TO BE DONE —
Read the lines below. Copy out any that hold the string "screenshot".

Entries from a dataset:
——————————

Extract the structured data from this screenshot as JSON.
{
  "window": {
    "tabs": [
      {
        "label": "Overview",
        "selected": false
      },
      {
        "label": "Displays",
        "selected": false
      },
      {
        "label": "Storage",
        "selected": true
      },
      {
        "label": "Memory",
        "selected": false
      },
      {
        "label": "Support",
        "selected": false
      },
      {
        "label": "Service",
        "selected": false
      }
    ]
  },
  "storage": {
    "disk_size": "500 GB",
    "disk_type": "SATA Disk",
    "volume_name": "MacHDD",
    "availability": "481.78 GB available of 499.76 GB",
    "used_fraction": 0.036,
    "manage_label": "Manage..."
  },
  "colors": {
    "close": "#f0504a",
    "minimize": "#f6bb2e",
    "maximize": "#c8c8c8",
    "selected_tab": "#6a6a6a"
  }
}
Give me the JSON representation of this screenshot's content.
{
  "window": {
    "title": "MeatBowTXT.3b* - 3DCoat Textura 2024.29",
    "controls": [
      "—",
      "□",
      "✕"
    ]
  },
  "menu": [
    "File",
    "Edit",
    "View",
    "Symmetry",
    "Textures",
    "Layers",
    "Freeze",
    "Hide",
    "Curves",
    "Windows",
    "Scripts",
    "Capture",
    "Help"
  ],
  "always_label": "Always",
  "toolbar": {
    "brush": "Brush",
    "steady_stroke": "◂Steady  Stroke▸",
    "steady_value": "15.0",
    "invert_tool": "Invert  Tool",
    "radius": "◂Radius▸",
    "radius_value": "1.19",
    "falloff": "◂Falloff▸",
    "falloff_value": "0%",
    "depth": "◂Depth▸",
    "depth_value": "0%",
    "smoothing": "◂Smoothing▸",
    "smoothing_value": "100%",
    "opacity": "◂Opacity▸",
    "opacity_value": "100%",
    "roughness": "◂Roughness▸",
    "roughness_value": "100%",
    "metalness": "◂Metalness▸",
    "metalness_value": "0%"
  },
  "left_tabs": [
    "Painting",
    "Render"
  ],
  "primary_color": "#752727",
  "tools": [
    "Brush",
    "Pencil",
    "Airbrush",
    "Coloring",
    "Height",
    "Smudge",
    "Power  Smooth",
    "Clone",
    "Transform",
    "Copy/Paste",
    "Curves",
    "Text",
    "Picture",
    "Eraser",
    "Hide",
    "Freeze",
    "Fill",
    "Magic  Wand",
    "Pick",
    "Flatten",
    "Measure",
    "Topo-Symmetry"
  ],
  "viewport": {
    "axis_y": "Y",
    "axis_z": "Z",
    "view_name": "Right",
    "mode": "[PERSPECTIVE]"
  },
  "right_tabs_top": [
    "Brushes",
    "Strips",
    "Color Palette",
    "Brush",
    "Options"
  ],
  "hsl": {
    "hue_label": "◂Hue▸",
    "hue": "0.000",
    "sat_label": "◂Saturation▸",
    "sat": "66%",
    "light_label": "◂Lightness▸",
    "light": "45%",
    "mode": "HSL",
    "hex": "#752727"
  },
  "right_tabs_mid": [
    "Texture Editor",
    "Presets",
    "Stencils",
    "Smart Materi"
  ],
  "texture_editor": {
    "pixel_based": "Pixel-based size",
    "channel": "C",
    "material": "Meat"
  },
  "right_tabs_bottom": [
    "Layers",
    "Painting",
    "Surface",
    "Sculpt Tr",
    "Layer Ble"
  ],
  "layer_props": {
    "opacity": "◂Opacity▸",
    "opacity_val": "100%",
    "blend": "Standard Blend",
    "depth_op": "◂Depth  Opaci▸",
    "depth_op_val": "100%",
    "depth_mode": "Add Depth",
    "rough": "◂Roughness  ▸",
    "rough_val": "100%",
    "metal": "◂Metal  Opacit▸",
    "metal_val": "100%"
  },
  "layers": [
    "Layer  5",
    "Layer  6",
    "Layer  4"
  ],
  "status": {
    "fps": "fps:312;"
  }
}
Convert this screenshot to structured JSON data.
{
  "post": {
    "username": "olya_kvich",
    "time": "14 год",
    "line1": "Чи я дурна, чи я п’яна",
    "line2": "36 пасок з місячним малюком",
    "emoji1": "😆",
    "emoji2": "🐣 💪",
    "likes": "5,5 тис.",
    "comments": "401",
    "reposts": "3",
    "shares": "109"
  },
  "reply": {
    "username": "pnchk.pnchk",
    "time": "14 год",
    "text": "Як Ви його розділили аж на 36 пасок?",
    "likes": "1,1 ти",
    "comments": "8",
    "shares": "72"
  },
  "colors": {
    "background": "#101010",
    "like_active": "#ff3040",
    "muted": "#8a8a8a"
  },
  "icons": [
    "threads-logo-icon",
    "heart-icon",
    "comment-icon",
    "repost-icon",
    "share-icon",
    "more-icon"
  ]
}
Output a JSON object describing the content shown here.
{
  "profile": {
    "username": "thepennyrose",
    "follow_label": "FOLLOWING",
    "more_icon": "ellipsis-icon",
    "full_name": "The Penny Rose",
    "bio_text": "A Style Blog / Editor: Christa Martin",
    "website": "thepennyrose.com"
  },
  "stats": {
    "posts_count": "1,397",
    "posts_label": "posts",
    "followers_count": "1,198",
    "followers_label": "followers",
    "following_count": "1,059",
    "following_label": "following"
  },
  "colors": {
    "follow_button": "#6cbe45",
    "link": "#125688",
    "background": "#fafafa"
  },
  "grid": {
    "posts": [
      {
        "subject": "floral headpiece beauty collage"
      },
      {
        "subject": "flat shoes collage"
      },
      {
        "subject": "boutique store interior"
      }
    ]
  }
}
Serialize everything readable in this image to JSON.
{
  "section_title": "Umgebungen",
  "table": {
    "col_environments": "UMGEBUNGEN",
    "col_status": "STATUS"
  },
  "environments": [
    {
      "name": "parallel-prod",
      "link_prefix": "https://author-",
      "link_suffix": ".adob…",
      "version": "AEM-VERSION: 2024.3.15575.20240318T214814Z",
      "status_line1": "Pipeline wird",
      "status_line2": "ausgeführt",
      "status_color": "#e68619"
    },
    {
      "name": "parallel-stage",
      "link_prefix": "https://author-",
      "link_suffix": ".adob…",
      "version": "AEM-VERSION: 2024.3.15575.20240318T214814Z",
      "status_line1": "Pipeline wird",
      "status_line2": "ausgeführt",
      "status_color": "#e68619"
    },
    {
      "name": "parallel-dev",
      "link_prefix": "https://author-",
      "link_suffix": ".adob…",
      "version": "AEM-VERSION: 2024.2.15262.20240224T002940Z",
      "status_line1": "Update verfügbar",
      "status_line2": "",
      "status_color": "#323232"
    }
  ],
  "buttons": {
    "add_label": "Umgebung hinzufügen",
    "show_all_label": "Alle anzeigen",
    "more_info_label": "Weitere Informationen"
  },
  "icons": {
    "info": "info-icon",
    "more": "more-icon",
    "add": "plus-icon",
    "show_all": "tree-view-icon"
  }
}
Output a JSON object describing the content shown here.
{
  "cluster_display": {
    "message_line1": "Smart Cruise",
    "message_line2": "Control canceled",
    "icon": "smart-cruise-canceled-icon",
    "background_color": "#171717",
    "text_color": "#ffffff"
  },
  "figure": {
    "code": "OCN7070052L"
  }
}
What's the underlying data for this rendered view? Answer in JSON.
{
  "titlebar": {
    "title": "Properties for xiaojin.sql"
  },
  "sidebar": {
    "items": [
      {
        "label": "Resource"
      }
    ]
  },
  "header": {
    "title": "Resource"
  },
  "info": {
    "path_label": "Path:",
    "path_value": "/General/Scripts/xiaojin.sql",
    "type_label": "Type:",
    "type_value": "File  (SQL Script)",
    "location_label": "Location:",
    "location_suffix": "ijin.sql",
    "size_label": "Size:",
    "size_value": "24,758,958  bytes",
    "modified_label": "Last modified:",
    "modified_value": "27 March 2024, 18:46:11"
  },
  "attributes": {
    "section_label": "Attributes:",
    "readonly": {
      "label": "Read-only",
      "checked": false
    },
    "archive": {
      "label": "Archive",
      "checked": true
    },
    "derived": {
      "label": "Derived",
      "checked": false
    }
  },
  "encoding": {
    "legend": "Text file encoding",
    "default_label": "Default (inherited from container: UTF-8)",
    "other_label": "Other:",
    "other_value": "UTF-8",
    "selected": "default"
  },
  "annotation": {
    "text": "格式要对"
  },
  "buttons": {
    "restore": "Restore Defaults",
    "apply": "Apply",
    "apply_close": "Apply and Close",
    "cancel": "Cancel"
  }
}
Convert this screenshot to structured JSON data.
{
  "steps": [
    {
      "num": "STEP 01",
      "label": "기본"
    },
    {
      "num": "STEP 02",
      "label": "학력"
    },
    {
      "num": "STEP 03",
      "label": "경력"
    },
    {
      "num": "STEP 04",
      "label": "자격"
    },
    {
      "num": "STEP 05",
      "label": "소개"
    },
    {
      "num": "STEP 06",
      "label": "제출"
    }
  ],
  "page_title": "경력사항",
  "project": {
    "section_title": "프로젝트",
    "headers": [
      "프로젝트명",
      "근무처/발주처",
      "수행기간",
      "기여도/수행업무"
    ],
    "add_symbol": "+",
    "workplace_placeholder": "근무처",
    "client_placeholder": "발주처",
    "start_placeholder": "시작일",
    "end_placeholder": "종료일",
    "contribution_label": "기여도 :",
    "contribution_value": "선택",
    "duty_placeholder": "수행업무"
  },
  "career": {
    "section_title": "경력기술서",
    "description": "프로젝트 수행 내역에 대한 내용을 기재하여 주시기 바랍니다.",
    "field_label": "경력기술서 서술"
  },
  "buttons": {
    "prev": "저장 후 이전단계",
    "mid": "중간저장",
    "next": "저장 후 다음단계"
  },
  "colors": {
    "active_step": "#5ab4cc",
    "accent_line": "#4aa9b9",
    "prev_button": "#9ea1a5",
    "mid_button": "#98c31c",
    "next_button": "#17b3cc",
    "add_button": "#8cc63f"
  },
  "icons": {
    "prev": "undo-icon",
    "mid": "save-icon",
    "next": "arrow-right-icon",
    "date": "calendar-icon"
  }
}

——————————

SOLUTION —
Extract the structured data from this screenshot as JSON.
Give me the JSON representation of this screenshot's content.
Convert this screenshot to structured JSON data.
Convert this screenshot to structured JSON data.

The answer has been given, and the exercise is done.